▸ **Exercise**:
Will you give every entry again exactly as it stands?

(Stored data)

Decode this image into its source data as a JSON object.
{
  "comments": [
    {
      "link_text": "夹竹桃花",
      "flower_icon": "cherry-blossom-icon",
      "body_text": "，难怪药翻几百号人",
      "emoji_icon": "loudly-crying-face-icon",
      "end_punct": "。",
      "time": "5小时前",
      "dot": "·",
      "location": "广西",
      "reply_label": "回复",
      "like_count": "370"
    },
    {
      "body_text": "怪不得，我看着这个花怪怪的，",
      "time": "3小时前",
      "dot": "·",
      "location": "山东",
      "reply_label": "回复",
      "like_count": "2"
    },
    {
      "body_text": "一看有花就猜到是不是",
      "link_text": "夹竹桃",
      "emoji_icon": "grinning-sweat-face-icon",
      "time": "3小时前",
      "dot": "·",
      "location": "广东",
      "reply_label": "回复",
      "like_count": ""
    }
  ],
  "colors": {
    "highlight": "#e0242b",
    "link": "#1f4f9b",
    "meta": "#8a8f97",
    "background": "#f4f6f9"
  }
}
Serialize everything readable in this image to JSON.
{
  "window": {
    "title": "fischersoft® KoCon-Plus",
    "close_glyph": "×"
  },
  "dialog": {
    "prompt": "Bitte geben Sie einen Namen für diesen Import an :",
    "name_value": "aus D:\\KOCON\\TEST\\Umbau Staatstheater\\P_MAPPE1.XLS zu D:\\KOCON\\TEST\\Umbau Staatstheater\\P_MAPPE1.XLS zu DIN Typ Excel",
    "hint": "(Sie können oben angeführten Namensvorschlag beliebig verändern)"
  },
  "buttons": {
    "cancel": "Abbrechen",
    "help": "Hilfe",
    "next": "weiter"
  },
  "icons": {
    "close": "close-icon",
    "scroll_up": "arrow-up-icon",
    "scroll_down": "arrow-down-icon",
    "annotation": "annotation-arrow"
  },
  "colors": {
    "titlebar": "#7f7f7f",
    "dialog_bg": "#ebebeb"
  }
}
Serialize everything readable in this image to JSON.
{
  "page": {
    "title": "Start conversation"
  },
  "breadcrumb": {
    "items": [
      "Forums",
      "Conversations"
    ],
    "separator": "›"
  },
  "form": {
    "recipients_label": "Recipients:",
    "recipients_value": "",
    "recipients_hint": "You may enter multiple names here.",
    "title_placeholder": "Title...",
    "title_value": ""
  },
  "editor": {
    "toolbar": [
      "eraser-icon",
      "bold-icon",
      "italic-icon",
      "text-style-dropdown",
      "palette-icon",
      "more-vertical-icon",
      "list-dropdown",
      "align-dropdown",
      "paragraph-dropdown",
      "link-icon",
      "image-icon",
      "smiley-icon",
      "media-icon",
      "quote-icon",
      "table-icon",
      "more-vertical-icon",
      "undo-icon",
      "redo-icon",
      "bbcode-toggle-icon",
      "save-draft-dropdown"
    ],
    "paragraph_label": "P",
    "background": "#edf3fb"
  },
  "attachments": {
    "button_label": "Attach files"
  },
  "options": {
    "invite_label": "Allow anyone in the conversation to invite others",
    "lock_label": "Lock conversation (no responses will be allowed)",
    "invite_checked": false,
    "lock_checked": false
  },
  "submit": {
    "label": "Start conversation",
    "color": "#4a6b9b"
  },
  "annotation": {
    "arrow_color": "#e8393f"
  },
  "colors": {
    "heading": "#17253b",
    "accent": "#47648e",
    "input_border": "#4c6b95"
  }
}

▸ **The completed task**:
Decode this image into its source data as a JSON object.
{
  "comments": [
    {
      "link_text": "夹竹桃花",
      "flower_icon": "cherry-blossom-icon",
      "body_text": "，难怪药翻几百号人",
      "emoji_icon": "loudly-crying-face-icon",
      "end_punct": "。",
      "time": "5小时前",
      "dot": "·",
      "location": "广西",
      "reply_label": "回复",
      "like_count": "370"
    },
    {
      "body_text": "怪不得，我看着这个花怪怪的，",
      "time": "3小时前",
      "dot": "·",
      "location": "山东",
      "reply_label": "回复",
      "like_count": "2"
    },
    {
      "body_text": "一看有花就猜到是不是",
      "link_text": "夹竹桃",
      "emoji_icon": "grinning-sweat-face-icon",
      "time": "3小时前",
      "dot": "·",
      "location": "广东",
      "reply_label": "回复",
      "like_count": ""
    }
  ],
  "colors": {
    "highlight": "#e0242b",
    "link": "#1f4f9b",
    "meta": "#8a8f97",
    "background": "#f4f6f9"
  }
}
Serialize everything readable in this image to JSON.
{
  "window": {
    "title": "fischersoft® KoCon-Plus",
    "close_glyph": "×"
  },
  "dialog": {
    "prompt": "Bitte geben Sie einen Namen für diesen Import an :",
    "name_value": "aus D:\\KOCON\\TEST\\Umbau Staatstheater\\P_MAPPE1.XLS zu D:\\KOCON\\TEST\\Umbau Staatstheater\\P_MAPPE1.XLS zu DIN Typ Excel",
    "hint": "(Sie können oben angeführten Namensvorschlag beliebig verändern)"
  },
  "buttons": {
    "cancel": "Abbrechen",
    "help": "Hilfe",
    "next": "weiter"
  },
  "icons": {
    "close": "close-icon",
    "scroll_up": "arrow-up-icon",
    "scroll_down": "arrow-down-icon",
    "annotation": "annotation-arrow"
  },
  "colors": {
    "titlebar": "#7f7f7f",
    "dialog_bg": "#ebebeb"
  }
}
Serialize everything readable in this image to JSON.
{
  "page": {
    "title": "Start conversation"
  },
  "breadcrumb": {
    "items": [
      "Forums",
      "Conversations"
    ],
    "separator": "›"
  },
  "form": {
    "recipients_label": "Recipients:",
    "recipients_value": "",
    "recipients_hint": "You may enter multiple names here.",
    "title_placeholder": "Title...",
    "title_value": ""
  },
  "editor": {
    "toolbar": [
      "eraser-icon",
      "bold-icon",
      "italic-icon",
      "text-style-dropdown",
      "palette-icon",
      "more-vertical-icon",
      "list-dropdown",
      "align-dropdown",
      "paragraph-dropdown",
      "link-icon",
      "image-icon",
      "smiley-icon",
      "media-icon",
      "quote-icon",
      "table-icon",
      "more-vertical-icon",
      "undo-icon",
      "redo-icon",
      "bbcode-toggle-icon",
      "save-draft-dropdown"
    ],
    "paragraph_label": "P",
    "background": "#edf3fb"
  },
  "attachments": {
    "button_label": "Attach files"
  },
  "options": {
    "invite_label": "Allow anyone in the conversation to invite others",
    "lock_label": "Lock conversation (no responses will be allowed)",
    "invite_checked": false,
    "lock_checked": false
  },
  "submit": {
    "label": "Start conversation",
    "color": "#4a6b9b"
  },
  "annotation": {
    "arrow_color": "#e8393f"
  },
  "colors": {
    "heading": "#17253b",
    "accent": "#47648e",
    "input_border": "#4c6b95"
  }
}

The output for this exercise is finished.